• [Required task] Starting with the line that contains "Read all visible content and emit it as JSON.", return every line through the end of the listing below exactly as written. Omit the pictures.

• [Data entries]

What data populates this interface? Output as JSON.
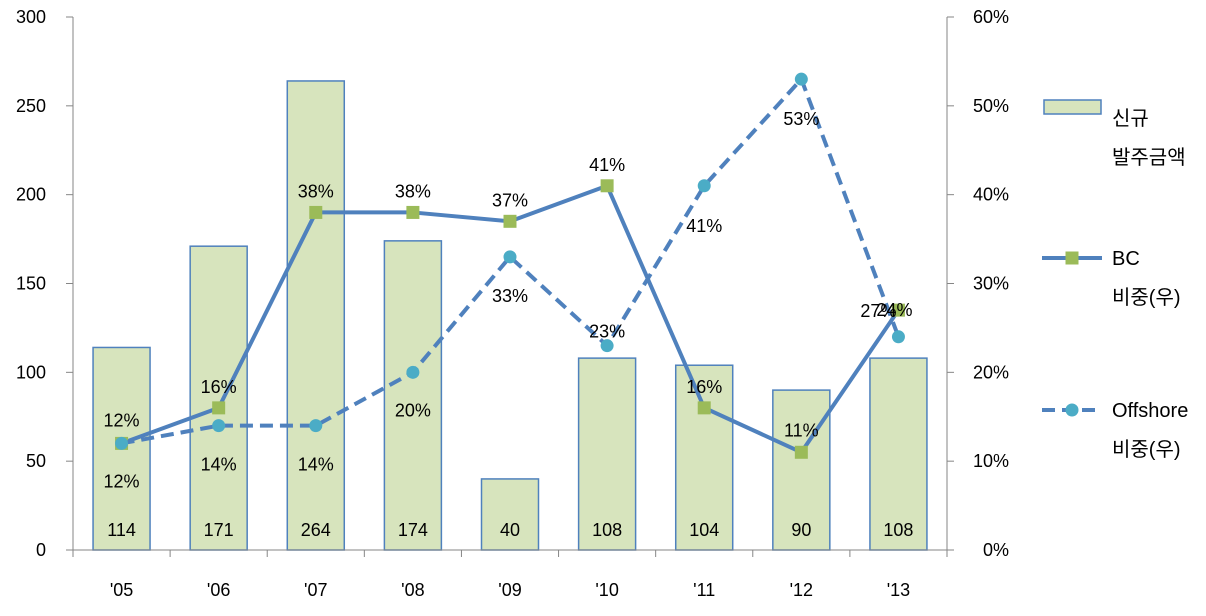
{
  "chart_data": {
    "type": "bar",
    "categories": [
      "'05",
      "'06",
      "'07",
      "'08",
      "'09",
      "'10",
      "'11",
      "'12",
      "'13"
    ],
    "bar_series": {
      "name_lines": [
        "신규",
        "발주금액"
      ],
      "values": [
        114,
        171,
        264,
        174,
        40,
        108,
        104,
        90,
        108
      ],
      "labels": [
        "114",
        "171",
        "264",
        "174",
        "40",
        "108",
        "104",
        "90",
        "108"
      ],
      "color": "#d7e4bd",
      "border": "#4f81bd",
      "axis": "left"
    },
    "line_series": [
      {
        "name_lines": [
          "BC",
          "비중(우)"
        ],
        "values": [
          12,
          16,
          38,
          38,
          37,
          41,
          16,
          11,
          27
        ],
        "labels": [
          "12%",
          "16%",
          "38%",
          "38%",
          "37%",
          "41%",
          "16%",
          "11%",
          "27%"
        ],
        "style": "solid",
        "marker": "square",
        "line_color": "#4f81bd",
        "marker_color": "#9bbb59",
        "axis": "right"
      },
      {
        "name_lines": [
          "Offshore",
          "비중(우)"
        ],
        "values": [
          12,
          14,
          14,
          20,
          33,
          23,
          41,
          53,
          24
        ],
        "labels": [
          "12%",
          "14%",
          "14%",
          "20%",
          "33%",
          "23%",
          "41%",
          "53%",
          "24%"
        ],
        "style": "dashed",
        "marker": "circle",
        "line_color": "#4f81bd",
        "marker_color": "#4bacc6",
        "axis": "right"
      }
    ],
    "y_left": {
      "min": 0,
      "max": 300,
      "ticks": [
        0,
        50,
        100,
        150,
        200,
        250,
        300
      ],
      "tick_labels": [
        "0",
        "50",
        "100",
        "150",
        "200",
        "250",
        "300"
      ]
    },
    "y_right": {
      "min": 0,
      "max": 60,
      "ticks": [
        0,
        10,
        20,
        30,
        40,
        50,
        60
      ],
      "tick_labels": [
        "0%",
        "10%",
        "20%",
        "30%",
        "40%",
        "50%",
        "60%"
      ]
    },
    "grid": false,
    "legend_position": "right"
  }
}
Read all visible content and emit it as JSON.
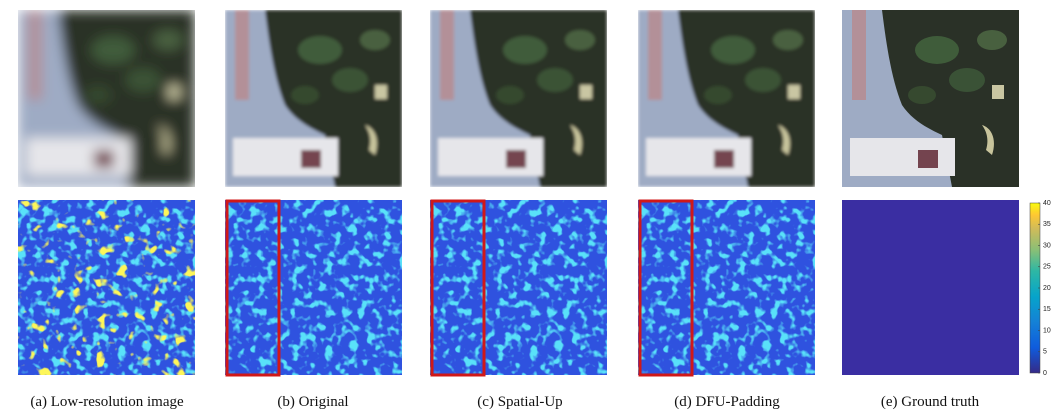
{
  "captions": [
    "(a) Low-resolution image",
    "(b) Original",
    "(c) Spatial-Up",
    "(d) DFU-Padding",
    "(e) Ground truth"
  ],
  "colorbar": {
    "range": [
      0,
      40
    ],
    "ticks": [
      0,
      5,
      10,
      15,
      20,
      25,
      30,
      35,
      40
    ]
  }
}
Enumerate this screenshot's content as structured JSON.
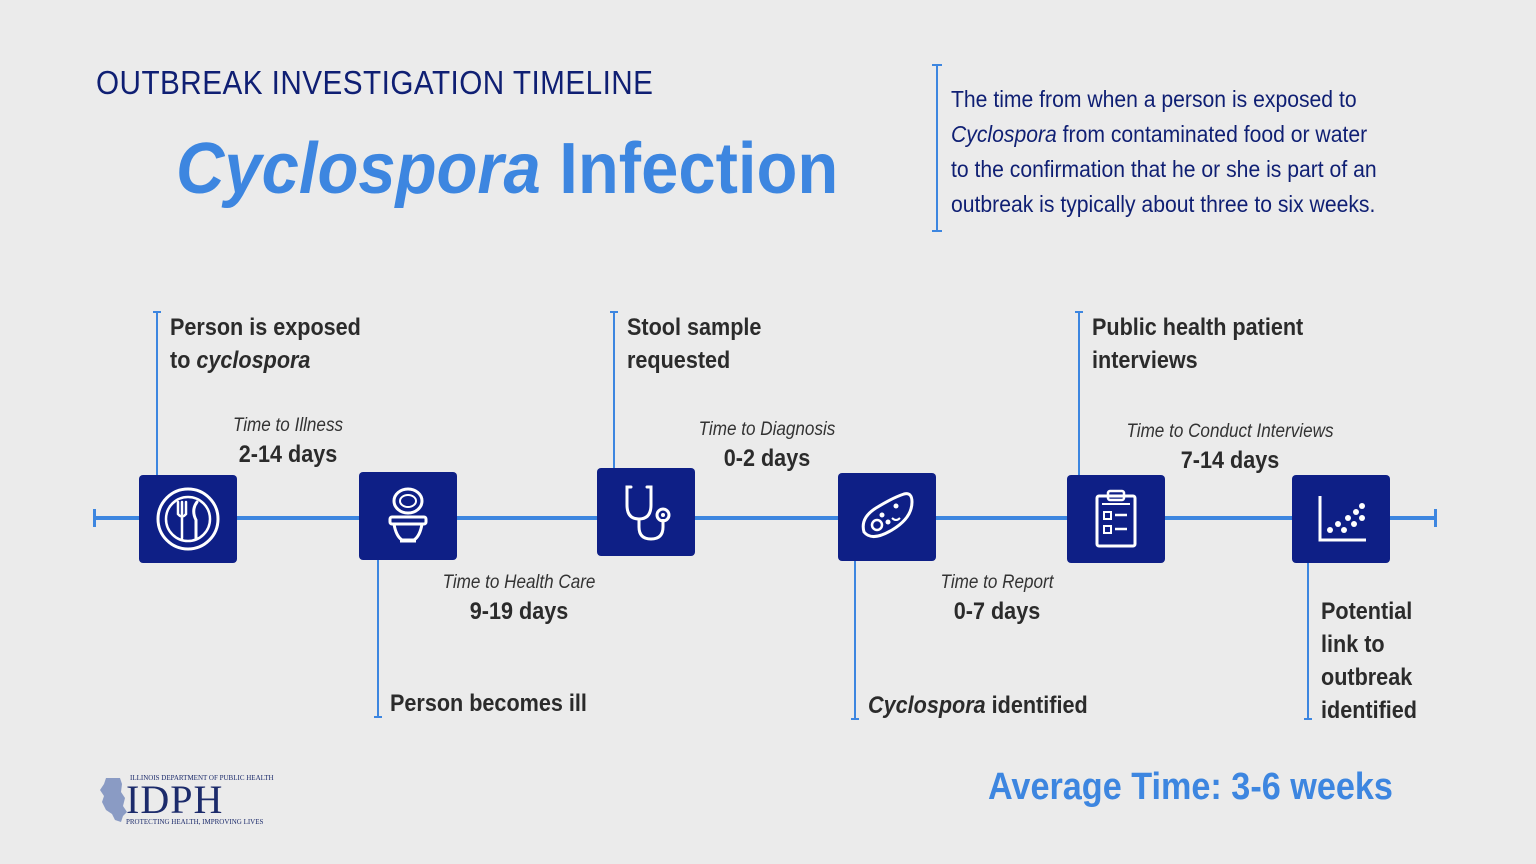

• [Response for this exercise]
Read all visible content and emit it as JSON.
{
  "captions": [
    "(a) Low-resolution image",
    "(b) Original",
    "(c) Spatial-Up",
    "(d) DFU-Padding",
    "(e) Ground truth"
  ],
  "colorbar": {
    "range": [
      0,
      40
    ],
    "ticks": [
      0,
      5,
      10,
      15,
      20,
      25,
      30,
      35,
      40
    ]
  }
}
Enumerate this screenshot's content as structured JSON.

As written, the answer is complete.